**Objective**
Select from the records below every line that has the word "document" in it.

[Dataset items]
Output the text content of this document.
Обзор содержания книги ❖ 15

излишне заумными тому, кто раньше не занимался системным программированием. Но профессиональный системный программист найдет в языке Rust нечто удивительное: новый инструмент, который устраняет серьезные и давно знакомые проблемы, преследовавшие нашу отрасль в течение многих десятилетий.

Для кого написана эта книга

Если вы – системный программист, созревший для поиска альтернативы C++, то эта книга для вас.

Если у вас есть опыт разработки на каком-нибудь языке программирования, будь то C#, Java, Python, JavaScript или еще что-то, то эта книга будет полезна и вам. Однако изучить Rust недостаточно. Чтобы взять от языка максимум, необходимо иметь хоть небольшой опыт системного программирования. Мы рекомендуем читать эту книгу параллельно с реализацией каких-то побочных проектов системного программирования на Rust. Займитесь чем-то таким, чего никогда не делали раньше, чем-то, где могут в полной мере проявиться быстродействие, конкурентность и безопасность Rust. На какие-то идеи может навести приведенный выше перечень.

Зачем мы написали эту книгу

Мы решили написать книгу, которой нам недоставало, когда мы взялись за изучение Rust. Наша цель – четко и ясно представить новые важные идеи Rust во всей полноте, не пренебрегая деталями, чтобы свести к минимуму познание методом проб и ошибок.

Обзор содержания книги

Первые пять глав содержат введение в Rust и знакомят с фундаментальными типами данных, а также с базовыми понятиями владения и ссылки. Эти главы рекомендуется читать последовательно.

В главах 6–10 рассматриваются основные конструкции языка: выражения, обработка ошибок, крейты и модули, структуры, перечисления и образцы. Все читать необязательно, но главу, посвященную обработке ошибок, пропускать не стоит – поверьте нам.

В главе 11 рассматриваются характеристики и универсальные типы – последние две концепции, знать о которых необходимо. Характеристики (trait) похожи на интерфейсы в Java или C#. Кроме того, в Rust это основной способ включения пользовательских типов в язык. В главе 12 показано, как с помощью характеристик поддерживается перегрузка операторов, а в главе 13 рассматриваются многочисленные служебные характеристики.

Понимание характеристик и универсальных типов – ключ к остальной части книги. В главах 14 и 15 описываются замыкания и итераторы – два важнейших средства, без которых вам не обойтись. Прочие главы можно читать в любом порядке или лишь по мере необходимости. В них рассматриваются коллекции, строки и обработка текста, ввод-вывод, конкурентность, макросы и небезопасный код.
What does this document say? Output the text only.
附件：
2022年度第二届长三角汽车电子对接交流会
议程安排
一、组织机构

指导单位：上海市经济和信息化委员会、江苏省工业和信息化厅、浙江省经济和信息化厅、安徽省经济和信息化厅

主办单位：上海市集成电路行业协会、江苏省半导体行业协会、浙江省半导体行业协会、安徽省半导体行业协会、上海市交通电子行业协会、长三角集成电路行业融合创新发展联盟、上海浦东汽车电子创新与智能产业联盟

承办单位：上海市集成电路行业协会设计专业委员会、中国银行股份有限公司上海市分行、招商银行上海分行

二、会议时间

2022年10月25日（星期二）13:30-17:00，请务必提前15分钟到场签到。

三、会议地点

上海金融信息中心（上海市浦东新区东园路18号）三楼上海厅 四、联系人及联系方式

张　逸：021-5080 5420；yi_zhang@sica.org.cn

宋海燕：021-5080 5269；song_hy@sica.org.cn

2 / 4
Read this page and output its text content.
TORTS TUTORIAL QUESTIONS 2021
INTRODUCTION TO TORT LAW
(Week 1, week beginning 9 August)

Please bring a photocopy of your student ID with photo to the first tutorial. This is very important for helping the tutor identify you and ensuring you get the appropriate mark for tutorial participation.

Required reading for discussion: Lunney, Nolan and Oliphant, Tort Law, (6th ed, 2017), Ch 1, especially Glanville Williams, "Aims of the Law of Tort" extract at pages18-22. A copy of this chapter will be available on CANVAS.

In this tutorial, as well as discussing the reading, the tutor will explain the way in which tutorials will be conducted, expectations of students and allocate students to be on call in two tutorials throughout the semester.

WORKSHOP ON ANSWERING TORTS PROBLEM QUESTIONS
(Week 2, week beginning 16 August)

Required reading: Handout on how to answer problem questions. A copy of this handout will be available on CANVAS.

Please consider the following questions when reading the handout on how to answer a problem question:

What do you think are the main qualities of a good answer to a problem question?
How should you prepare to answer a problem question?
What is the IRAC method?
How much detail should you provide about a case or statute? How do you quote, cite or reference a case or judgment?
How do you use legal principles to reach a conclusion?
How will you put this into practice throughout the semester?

**Exercise response**
Output the text content of this document.
What does this document say? Output the text only.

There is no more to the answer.